• **Source data**:
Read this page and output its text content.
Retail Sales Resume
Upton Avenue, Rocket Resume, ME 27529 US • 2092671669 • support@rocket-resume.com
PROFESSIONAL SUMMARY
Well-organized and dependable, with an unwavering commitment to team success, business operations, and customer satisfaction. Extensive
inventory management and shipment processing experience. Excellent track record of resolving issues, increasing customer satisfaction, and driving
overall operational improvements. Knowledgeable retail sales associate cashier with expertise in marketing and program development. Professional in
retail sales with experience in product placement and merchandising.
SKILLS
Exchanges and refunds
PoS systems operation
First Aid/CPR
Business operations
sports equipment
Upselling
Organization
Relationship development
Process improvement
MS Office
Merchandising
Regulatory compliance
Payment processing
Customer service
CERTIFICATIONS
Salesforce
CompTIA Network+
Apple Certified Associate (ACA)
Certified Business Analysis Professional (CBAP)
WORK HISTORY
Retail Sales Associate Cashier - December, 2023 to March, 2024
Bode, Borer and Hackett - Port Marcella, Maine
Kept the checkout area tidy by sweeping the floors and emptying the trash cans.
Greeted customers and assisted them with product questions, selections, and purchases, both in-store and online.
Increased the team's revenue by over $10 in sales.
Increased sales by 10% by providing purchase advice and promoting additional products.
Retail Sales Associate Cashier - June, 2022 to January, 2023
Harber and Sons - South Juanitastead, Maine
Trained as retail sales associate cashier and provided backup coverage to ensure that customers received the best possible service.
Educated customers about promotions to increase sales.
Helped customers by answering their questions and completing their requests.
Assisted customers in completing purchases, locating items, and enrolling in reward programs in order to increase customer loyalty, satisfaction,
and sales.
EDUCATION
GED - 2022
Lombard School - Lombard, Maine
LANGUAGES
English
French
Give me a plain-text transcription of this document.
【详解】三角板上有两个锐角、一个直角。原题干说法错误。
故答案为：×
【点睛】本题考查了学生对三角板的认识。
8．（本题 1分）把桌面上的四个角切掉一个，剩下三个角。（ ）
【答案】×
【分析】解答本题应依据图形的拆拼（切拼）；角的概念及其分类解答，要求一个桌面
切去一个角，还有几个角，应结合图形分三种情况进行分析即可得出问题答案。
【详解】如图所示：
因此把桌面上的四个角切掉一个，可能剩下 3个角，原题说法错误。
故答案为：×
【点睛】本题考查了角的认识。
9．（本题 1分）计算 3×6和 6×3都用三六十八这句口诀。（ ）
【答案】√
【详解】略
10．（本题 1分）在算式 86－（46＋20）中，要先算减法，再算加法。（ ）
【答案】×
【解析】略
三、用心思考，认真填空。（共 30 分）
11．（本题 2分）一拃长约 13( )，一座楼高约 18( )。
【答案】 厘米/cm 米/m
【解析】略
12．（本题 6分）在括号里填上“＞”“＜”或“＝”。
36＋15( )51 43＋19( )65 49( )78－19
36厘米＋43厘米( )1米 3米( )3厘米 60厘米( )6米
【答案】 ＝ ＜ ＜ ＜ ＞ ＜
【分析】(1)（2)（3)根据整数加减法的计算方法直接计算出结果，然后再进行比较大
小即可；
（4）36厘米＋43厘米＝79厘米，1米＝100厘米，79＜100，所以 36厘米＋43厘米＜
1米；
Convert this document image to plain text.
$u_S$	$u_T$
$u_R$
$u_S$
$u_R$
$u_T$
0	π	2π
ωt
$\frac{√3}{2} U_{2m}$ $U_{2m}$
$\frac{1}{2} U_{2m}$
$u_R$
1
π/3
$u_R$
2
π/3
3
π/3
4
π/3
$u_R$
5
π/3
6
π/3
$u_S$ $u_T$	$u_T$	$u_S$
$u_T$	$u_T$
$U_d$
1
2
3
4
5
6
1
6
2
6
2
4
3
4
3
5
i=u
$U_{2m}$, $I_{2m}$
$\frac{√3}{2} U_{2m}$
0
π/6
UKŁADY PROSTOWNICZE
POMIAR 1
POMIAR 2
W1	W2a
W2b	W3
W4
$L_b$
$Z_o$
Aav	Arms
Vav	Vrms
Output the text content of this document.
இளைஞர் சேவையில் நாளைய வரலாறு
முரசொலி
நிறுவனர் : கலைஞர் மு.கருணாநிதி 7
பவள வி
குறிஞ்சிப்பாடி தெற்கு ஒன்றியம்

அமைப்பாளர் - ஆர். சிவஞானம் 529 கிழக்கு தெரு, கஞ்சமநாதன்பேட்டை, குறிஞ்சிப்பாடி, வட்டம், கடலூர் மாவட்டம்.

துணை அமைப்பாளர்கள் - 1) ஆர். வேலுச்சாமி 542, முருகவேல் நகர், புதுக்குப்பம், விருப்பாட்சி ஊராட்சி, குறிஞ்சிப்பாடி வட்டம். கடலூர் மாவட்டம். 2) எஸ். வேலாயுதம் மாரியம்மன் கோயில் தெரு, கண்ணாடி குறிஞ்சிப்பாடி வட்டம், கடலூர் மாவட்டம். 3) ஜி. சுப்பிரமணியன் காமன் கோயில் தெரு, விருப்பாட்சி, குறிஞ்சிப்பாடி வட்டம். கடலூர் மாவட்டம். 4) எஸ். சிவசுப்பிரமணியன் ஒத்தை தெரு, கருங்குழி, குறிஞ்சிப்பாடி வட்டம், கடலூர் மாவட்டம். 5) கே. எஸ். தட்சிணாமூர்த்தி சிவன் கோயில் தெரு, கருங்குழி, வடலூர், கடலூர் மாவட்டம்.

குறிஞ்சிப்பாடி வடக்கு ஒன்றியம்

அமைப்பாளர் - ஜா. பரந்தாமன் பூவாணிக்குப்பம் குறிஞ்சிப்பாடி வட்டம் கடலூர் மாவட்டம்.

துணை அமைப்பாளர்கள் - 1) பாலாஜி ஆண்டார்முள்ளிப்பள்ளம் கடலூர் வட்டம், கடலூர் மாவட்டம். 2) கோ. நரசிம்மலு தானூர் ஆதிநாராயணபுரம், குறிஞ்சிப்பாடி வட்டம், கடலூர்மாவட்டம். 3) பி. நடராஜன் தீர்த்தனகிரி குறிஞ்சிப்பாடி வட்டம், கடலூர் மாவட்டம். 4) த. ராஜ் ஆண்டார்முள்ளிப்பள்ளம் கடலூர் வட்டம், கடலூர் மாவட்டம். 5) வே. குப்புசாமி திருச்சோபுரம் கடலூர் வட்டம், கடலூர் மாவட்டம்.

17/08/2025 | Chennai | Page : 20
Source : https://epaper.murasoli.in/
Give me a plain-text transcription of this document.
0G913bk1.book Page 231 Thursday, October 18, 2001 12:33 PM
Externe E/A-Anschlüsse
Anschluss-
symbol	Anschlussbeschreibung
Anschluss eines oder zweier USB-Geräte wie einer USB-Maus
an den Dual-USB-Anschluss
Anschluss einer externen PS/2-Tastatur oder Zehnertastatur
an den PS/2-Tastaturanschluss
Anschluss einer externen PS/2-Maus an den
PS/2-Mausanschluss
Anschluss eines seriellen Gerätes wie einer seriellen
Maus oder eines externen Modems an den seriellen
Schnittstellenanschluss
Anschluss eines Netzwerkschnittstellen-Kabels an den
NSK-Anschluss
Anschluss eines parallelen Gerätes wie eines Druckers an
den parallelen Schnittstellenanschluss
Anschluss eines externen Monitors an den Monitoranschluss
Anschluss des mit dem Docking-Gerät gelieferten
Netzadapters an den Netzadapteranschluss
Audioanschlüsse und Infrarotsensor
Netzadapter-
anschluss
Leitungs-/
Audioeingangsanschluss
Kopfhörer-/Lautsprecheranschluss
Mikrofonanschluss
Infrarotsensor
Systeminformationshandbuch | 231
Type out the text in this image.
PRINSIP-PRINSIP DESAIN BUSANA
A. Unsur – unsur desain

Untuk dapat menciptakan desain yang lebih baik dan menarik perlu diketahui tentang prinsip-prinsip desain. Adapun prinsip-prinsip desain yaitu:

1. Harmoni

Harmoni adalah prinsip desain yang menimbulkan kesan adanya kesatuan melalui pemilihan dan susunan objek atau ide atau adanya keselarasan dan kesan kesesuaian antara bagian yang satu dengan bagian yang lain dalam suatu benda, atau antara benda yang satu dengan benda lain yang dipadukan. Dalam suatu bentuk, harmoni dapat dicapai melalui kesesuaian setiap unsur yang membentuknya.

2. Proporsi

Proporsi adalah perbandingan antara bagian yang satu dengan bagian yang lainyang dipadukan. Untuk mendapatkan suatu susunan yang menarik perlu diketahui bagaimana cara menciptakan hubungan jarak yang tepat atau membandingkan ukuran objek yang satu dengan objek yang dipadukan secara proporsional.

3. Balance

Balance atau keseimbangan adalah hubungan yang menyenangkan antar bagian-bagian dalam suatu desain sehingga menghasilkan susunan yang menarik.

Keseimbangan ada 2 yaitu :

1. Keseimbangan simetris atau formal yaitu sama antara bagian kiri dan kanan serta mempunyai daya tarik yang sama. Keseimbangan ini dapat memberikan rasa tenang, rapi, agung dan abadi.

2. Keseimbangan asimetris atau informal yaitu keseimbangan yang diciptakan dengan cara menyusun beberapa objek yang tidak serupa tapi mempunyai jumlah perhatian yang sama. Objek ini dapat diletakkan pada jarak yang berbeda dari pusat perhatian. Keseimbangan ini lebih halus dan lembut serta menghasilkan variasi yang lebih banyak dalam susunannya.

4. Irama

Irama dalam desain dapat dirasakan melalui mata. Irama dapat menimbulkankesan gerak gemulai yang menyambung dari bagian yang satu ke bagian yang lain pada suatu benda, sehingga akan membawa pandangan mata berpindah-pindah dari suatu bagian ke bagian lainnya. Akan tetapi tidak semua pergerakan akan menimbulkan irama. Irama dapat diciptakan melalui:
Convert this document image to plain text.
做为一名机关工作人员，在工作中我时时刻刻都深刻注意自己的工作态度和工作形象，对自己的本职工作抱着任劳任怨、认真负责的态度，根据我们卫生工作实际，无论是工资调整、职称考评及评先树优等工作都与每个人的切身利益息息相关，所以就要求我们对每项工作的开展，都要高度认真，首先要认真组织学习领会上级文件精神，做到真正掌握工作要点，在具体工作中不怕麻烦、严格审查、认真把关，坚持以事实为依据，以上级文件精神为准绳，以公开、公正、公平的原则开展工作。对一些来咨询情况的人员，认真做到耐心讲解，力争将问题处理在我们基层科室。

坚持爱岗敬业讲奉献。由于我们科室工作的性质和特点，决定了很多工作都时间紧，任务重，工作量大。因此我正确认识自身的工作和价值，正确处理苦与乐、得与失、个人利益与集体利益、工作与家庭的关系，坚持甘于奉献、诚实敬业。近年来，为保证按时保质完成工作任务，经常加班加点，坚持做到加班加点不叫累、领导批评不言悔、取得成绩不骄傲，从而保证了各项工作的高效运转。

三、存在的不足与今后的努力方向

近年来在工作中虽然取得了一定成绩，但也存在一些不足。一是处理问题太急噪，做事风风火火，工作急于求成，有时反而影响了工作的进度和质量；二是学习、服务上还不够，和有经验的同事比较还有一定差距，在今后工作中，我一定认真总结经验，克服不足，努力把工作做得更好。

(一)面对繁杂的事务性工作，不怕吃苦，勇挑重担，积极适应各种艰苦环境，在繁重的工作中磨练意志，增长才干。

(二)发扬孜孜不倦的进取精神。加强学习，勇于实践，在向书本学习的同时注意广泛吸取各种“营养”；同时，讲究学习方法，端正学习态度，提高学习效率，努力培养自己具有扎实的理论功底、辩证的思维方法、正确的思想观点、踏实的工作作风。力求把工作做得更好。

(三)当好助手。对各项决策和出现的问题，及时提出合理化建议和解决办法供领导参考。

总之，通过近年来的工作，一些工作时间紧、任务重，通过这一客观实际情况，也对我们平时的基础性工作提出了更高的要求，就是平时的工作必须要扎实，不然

• **Work to do**:
Select from the material above each line in which the string "Proporsi" appears, and list those lines.

• **Task output**:
2. Proporsi
Proporsi adalah perbandingan antara bagian yang satu dengan bagian yang lainyang dipadukan. Untuk mendapatkan suatu susunan yang menarik perlu diketahui bagaimana cara menciptakan hubungan jarak yang tepat atau membandingkan ukuran objek yang satu dengan objek yang dipadukan secara proporsional.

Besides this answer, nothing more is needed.